▶ [Exploitation des données]:
1 > Reproduisez le passage du texte sur l'opposition à la technique allant de « Mais, pour être » jusqu'à « merci de l'homme... » inclus.
2 > Rédigez la suite du texte sur l'opposition à la technique, à partir de l'endroit où il s'arrête.

### Texte du document ###

Mais, pour être plus nuancée, l'opposition à la technique n'en est pas moins ferme en beaucoup d'esprits.
On lui fait grief de dépersonnaliser l'homme, de l'humilier en le faisant rivaliser avec la machine, de le dépayser en substituant un monde d'artifice au monde naturel, de le dégrader en l'invitant à croire que le progrès consiste d'abord aux gains matériels. On lui reproche de créer des besoins factices, de multiplier les tentations et les diversions médiocres. On dénonce, avec Georges Duhamel, l'ambiguïté de ses dons, l'impureté de ses services; on gémit, avec René Laforgue, de voir s'instaurer un culte du robot qui nuit à l'épanouissement de l'âme. Sans parler de ceux qui prophétisent l'heure où l'homme succomberait à la satiété de l'omnipotence 4, et de ceux qui s'épouvantent de voir, par la biologie, l'homme tomber à la merci de l'homme...

### Données présentées ###

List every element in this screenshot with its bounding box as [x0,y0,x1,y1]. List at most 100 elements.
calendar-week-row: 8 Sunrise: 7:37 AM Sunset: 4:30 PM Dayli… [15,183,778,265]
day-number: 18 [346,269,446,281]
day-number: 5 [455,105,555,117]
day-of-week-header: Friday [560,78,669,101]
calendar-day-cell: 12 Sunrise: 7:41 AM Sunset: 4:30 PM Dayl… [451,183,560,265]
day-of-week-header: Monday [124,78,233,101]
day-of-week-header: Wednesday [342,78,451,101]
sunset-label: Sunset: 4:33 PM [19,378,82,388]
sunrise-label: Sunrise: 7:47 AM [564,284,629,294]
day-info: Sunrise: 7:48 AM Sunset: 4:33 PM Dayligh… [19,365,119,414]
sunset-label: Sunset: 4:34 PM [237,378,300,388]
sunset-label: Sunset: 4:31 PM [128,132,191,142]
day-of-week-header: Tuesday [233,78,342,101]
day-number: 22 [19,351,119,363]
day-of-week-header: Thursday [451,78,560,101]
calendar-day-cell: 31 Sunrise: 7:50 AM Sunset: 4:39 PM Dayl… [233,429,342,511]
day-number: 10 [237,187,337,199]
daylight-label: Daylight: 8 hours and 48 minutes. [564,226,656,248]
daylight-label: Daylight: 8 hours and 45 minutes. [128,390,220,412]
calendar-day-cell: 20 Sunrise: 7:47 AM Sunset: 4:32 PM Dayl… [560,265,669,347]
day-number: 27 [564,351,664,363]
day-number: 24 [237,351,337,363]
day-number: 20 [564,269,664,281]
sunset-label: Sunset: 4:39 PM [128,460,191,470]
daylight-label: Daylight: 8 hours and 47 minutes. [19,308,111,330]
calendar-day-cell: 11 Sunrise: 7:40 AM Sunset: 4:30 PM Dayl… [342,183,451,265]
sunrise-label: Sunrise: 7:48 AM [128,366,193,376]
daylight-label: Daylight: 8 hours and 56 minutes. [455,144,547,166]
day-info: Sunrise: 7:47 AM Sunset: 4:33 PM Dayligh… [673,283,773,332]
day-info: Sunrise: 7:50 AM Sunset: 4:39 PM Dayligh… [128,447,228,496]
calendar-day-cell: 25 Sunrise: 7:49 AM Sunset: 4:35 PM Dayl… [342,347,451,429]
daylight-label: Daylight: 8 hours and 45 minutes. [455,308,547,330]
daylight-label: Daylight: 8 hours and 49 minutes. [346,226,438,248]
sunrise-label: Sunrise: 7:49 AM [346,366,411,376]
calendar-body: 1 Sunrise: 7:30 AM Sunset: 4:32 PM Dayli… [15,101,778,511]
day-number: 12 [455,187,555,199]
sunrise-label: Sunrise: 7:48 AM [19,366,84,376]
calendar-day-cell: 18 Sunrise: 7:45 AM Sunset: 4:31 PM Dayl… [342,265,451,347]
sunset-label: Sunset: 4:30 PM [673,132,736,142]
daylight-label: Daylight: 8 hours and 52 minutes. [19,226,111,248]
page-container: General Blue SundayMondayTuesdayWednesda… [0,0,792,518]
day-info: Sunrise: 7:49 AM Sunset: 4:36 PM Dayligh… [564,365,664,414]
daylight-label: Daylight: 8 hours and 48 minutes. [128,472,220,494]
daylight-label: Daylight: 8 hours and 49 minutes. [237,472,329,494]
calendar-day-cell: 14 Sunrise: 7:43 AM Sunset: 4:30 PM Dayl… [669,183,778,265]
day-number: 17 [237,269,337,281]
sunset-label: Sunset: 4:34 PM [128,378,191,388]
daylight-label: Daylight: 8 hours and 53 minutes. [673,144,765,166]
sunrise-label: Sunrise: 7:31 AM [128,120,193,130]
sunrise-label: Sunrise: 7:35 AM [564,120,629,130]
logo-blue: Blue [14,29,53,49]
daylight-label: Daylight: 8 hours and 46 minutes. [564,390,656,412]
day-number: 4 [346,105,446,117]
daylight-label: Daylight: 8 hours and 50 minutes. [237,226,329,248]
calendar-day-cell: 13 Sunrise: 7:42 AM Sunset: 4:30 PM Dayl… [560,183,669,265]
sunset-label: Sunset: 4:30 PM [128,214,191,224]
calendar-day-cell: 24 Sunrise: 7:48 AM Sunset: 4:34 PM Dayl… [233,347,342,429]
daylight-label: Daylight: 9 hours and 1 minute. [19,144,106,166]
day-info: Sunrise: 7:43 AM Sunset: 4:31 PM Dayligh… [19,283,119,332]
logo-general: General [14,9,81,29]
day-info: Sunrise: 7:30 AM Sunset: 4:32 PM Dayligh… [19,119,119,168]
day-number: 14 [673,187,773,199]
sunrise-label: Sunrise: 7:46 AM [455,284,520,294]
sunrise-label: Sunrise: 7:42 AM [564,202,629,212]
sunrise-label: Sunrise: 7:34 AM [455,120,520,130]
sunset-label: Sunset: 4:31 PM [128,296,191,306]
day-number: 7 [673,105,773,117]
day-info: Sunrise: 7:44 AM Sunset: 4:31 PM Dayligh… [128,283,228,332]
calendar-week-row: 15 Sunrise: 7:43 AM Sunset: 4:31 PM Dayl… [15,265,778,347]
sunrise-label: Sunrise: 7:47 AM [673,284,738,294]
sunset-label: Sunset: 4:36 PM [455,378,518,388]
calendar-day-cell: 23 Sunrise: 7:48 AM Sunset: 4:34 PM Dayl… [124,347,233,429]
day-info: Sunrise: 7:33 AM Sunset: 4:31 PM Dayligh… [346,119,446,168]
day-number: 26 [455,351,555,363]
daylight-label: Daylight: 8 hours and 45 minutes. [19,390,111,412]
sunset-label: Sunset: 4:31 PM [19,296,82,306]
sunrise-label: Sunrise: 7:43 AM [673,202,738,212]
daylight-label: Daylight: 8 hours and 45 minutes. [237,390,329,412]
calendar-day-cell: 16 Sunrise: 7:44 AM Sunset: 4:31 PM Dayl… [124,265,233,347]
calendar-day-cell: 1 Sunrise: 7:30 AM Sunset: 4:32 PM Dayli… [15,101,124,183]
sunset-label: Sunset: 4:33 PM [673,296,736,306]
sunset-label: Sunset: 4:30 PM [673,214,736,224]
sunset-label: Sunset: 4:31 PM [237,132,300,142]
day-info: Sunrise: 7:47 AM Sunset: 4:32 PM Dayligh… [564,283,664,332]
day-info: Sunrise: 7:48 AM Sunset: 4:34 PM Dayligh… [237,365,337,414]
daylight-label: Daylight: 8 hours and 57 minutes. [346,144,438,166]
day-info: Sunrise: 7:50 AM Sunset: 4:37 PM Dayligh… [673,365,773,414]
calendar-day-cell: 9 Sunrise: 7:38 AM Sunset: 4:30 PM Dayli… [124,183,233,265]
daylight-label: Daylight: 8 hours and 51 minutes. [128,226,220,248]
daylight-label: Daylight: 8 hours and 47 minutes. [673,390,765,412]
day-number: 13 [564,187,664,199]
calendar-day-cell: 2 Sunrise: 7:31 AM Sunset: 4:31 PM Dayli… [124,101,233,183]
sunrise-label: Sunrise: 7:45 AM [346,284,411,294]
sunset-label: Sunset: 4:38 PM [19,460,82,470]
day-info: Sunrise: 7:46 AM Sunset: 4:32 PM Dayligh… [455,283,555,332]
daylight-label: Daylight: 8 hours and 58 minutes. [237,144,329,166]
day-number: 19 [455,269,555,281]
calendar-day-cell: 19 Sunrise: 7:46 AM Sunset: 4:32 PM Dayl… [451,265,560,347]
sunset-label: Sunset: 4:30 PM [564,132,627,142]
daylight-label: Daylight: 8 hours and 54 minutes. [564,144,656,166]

###

▶ [Réponses par tâche]:
1 >
Mais, pour être plus nuancée, l'opposition à la technique n'en est pas moins ferme en beaucoup d'esprits.
On lui fait grief de dépersonnaliser l'homme, de l'humilier en le faisant rivaliser avec la machine, de le dépayser en substituant un monde d'artifice au monde naturel, de le dégrader en l'invitant à croire que le progrès consiste d'abord aux gains matériels. On lui reproche de créer des besoins factices, de multiplier les tentations et les diversions médiocres. On dénonce, avec Georges Duhamel, l'ambiguïté de ses dons, l'impureté de ses services; on gémit, avec René Laforgue, de voir s'instaurer un culte du robot qui nuit à l'épanouissement de l'âme. Sans parler de ceux qui prophétisent l'heure où l'homme succomberait à la satiété de l'omnipotence 4, et de ceux qui s'épouvantent de voir, par la biologie, l'homme tomber à la merci de l'homme...

2 >
Bientôt n'allons-nous pas en effet disposer de tels moyens d'action sur la matière vivante que la seule pensée d'en user nous donne le vertige? Au seuil du «meilleur des mondes », nous voici au point de commander à l'hérédité, d'altérer le fonds génétique de l'espèce, d'intervenir dans les faits de sensibilité, de mémoire, de pensée. Demain, l'homo biologicus sujet et objet tout ensemble ne pourra se soustraire à l'atteinte de ses propres pouvoirs. Que fera-t-il de soi? À l'image de quoi voudra-t-il se recréer? Où apprend-on le métier de Dieu?
À ce concert d'inquiétudes, de tons si variés, et qui trouvent un écho jusqu'en notre littérature, vous vous appliquez, Monsieur, par vos écrits, par vos paroles, à apporter l'apaisement. Vous êtes un habile, un ingénieux défenseur de la technique; et si votre plaidoyer, peut-être, ne réussit pas à dissiper toutes les appréhensions qu'elle nous cause, du moins, il ajoute aux raisons que nous avons d'en faire estime.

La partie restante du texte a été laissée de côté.